* **PROBLEM DETAILS**
Exclude all pictures, then copy each of the records exactly as written.

* **GIVEN RECORDS**
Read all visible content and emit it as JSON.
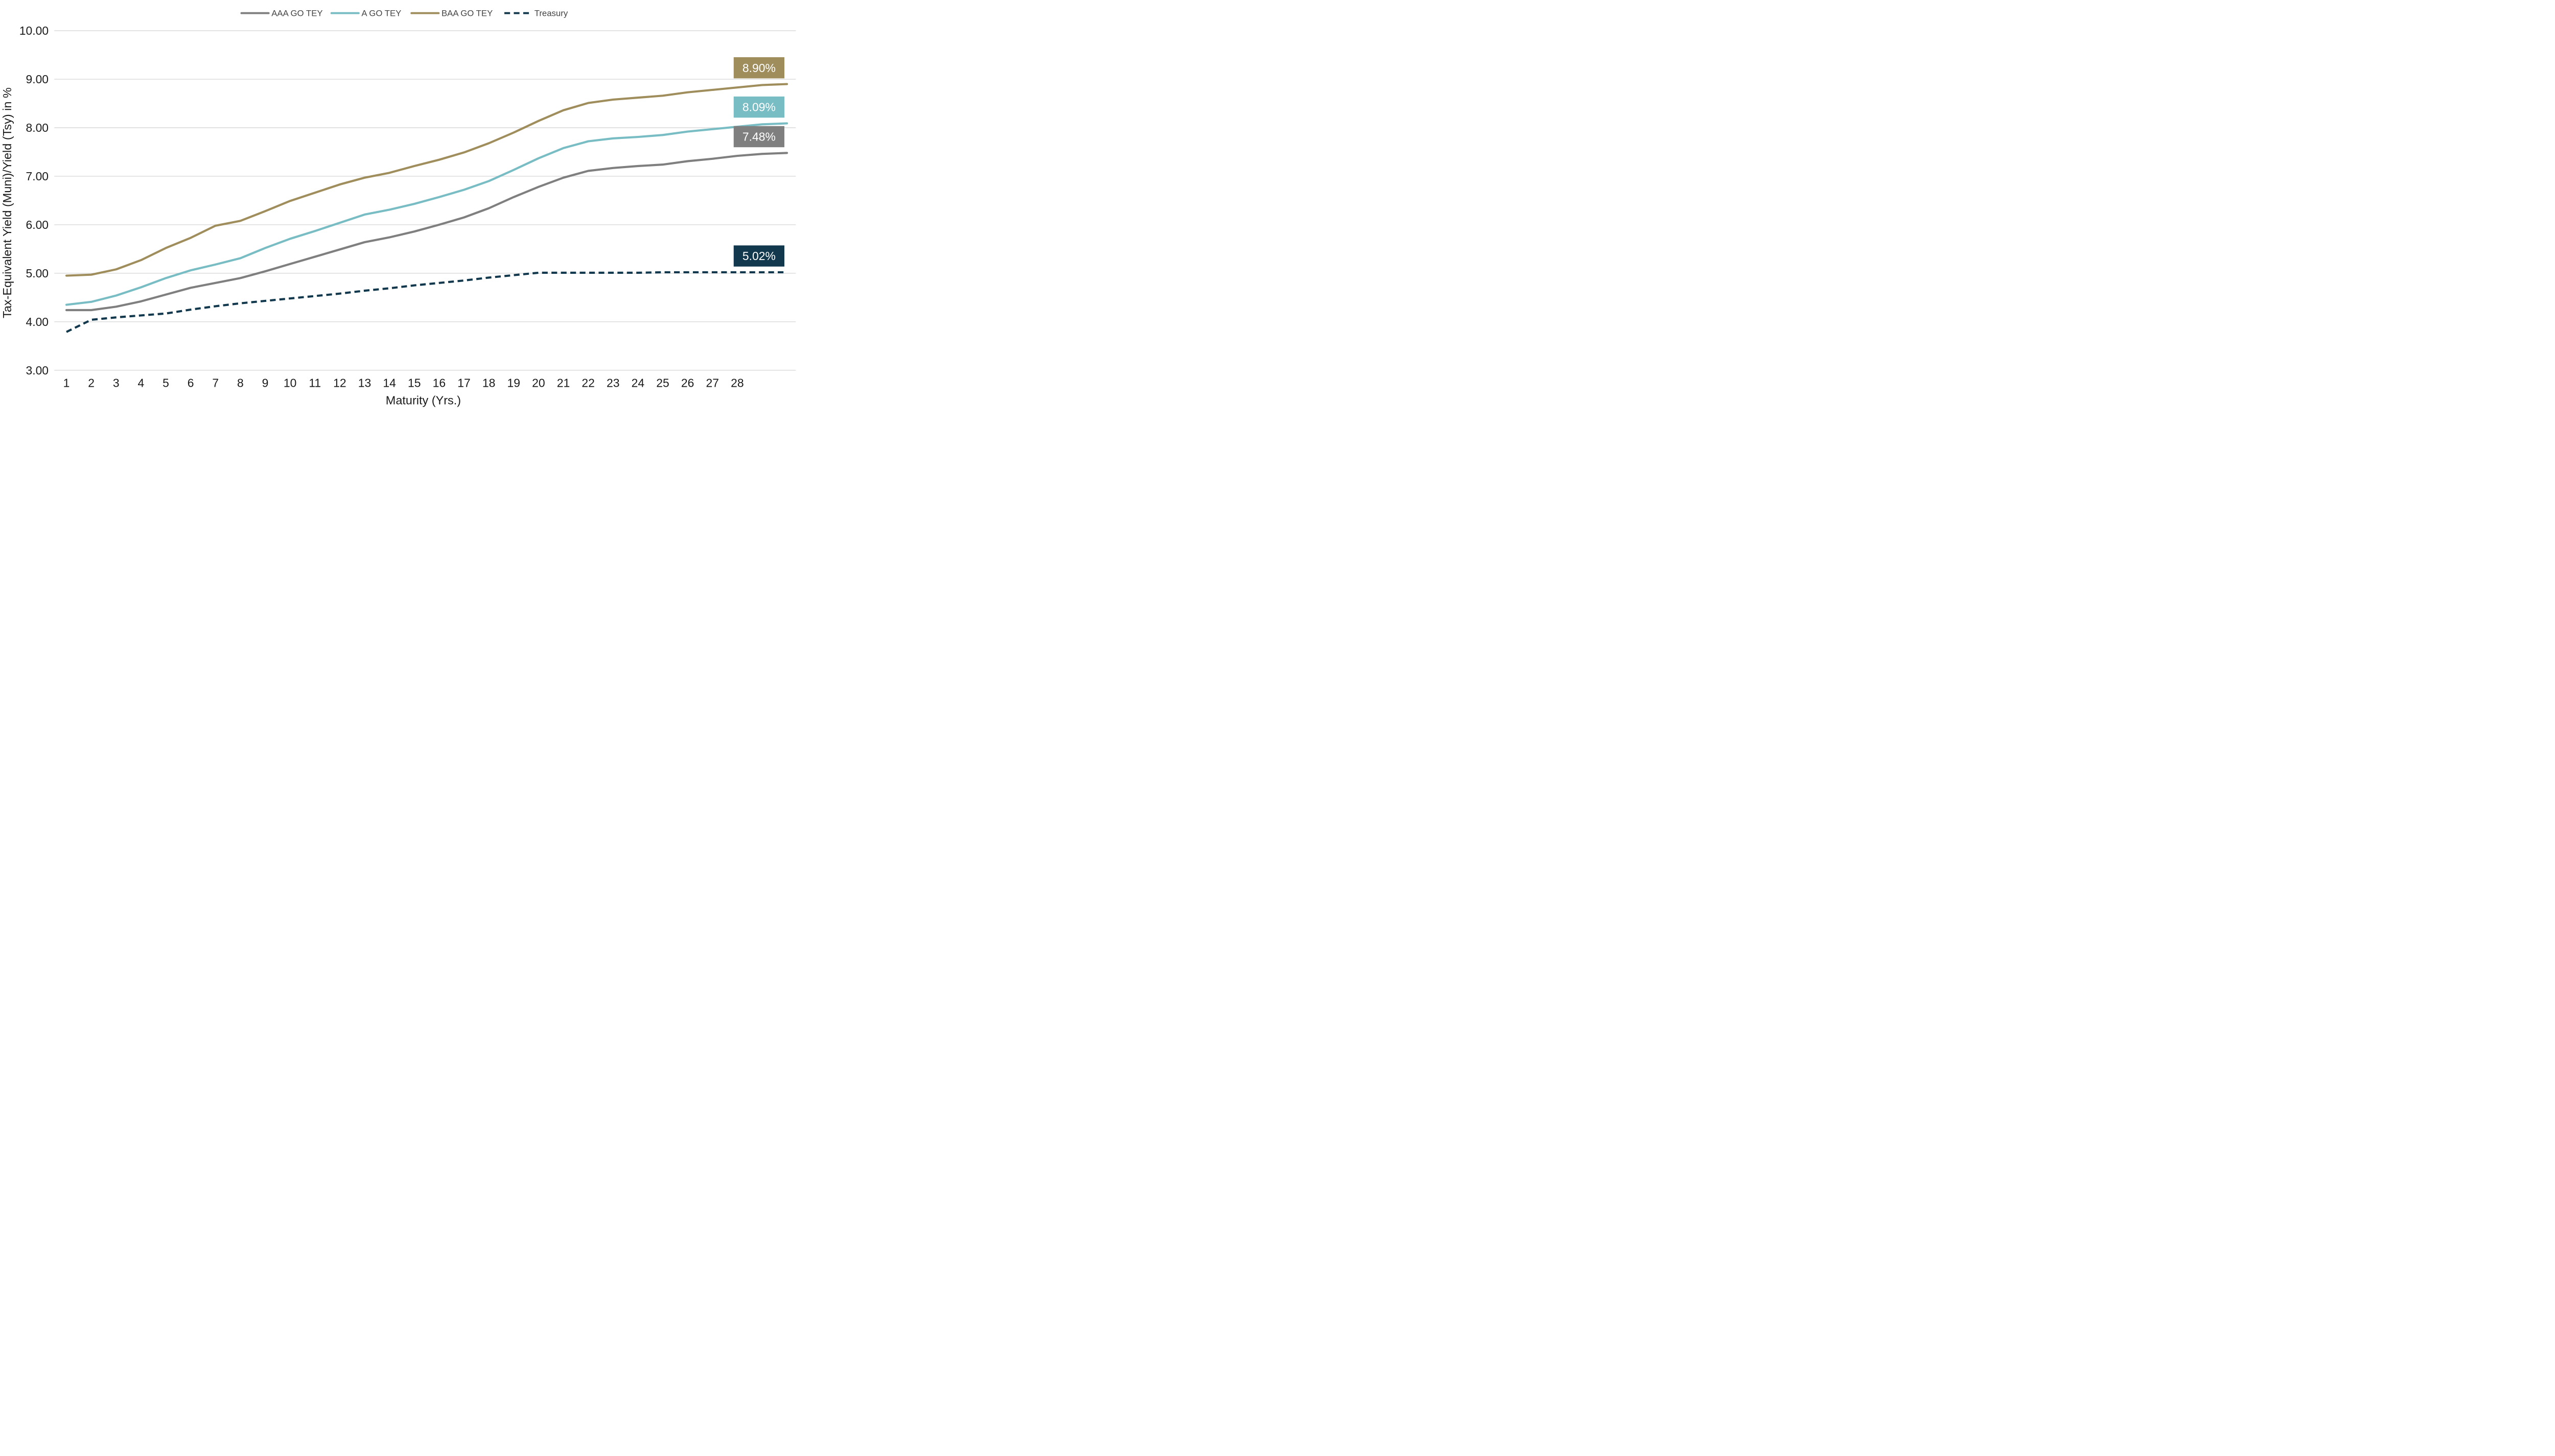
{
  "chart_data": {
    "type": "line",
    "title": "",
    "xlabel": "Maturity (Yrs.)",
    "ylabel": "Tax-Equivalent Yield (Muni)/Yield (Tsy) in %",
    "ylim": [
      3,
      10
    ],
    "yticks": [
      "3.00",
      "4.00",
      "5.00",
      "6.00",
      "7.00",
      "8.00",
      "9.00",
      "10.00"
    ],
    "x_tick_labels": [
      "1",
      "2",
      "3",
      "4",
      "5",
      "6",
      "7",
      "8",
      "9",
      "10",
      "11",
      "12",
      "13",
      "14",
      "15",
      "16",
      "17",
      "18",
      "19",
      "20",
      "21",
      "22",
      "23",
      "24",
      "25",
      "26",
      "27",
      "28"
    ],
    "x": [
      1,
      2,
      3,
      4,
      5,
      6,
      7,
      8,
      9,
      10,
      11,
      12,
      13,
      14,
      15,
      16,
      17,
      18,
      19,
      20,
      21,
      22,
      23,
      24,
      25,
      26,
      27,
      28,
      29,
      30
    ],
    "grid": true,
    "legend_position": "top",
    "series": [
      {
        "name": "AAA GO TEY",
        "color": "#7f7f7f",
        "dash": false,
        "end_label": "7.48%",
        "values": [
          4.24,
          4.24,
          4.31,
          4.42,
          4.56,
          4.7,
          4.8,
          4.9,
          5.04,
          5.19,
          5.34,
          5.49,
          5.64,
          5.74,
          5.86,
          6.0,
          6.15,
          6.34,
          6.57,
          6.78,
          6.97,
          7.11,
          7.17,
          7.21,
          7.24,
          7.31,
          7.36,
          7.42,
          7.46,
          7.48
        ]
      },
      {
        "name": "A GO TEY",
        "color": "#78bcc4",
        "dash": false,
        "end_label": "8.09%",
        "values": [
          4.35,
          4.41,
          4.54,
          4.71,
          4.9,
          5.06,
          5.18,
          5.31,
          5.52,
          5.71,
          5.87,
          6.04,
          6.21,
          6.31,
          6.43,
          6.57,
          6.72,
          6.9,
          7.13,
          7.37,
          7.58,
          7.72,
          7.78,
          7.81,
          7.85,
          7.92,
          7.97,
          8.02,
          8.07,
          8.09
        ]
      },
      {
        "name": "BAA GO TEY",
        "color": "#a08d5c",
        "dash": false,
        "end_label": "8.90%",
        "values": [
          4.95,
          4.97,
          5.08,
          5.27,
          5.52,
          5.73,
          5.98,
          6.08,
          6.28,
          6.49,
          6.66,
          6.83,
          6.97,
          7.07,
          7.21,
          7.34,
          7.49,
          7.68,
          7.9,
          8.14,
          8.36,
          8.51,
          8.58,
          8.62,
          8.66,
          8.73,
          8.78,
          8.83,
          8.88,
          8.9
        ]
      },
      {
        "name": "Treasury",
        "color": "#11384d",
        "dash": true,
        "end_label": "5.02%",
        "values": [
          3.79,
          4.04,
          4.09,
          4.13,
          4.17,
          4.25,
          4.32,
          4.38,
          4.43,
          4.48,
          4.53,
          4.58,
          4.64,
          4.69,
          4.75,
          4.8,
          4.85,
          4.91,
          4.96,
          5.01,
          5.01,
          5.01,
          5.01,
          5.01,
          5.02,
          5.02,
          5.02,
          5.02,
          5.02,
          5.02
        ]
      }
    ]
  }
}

* **WRITTEN ANSWER**
Read all visible content and emit it as JSON.
{
  "chart_data": {
    "type": "line",
    "title": "",
    "xlabel": "Maturity (Yrs.)",
    "ylabel": "Tax-Equivalent Yield (Muni)/Yield (Tsy) in %",
    "ylim": [
      3,
      10
    ],
    "yticks": [
      "3.00",
      "4.00",
      "5.00",
      "6.00",
      "7.00",
      "8.00",
      "9.00",
      "10.00"
    ],
    "x_tick_labels": [
      "1",
      "2",
      "3",
      "4",
      "5",
      "6",
      "7",
      "8",
      "9",
      "10",
      "11",
      "12",
      "13",
      "14",
      "15",
      "16",
      "17",
      "18",
      "19",
      "20",
      "21",
      "22",
      "23",
      "24",
      "25",
      "26",
      "27",
      "28"
    ],
    "x": [
      1,
      2,
      3,
      4,
      5,
      6,
      7,
      8,
      9,
      10,
      11,
      12,
      13,
      14,
      15,
      16,
      17,
      18,
      19,
      20,
      21,
      22,
      23,
      24,
      25,
      26,
      27,
      28,
      29,
      30
    ],
    "grid": true,
    "legend_position": "top",
    "series": [
      {
        "name": "AAA GO TEY",
        "color": "#7f7f7f",
        "dash": false,
        "end_label": "7.48%",
        "values": [
          4.24,
          4.24,
          4.31,
          4.42,
          4.56,
          4.7,
          4.8,
          4.9,
          5.04,
          5.19,
          5.34,
          5.49,
          5.64,
          5.74,
          5.86,
          6.0,
          6.15,
          6.34,
          6.57,
          6.78,
          6.97,
          7.11,
          7.17,
          7.21,
          7.24,
          7.31,
          7.36,
          7.42,
          7.46,
          7.48
        ]
      },
      {
        "name": "A GO TEY",
        "color": "#78bcc4",
        "dash": false,
        "end_label": "8.09%",
        "values": [
          4.35,
          4.41,
          4.54,
          4.71,
          4.9,
          5.06,
          5.18,
          5.31,
          5.52,
          5.71,
          5.87,
          6.04,
          6.21,
          6.31,
          6.43,
          6.57,
          6.72,
          6.9,
          7.13,
          7.37,
          7.58,
          7.72,
          7.78,
          7.81,
          7.85,
          7.92,
          7.97,
          8.02,
          8.07,
          8.09
        ]
      },
      {
        "name": "BAA GO TEY",
        "color": "#a08d5c",
        "dash": false,
        "end_label": "8.90%",
        "values": [
          4.95,
          4.97,
          5.08,
          5.27,
          5.52,
          5.73,
          5.98,
          6.08,
          6.28,
          6.49,
          6.66,
          6.83,
          6.97,
          7.07,
          7.21,
          7.34,
          7.49,
          7.68,
          7.9,
          8.14,
          8.36,
          8.51,
          8.58,
          8.62,
          8.66,
          8.73,
          8.78,
          8.83,
          8.88,
          8.9
        ]
      },
      {
        "name": "Treasury",
        "color": "#11384d",
        "dash": true,
        "end_label": "5.02%",
        "values": [
          3.79,
          4.04,
          4.09,
          4.13,
          4.17,
          4.25,
          4.32,
          4.38,
          4.43,
          4.48,
          4.53,
          4.58,
          4.64,
          4.69,
          4.75,
          4.8,
          4.85,
          4.91,
          4.96,
          5.01,
          5.01,
          5.01,
          5.01,
          5.01,
          5.02,
          5.02,
          5.02,
          5.02,
          5.02,
          5.02
        ]
      }
    ]
  }
}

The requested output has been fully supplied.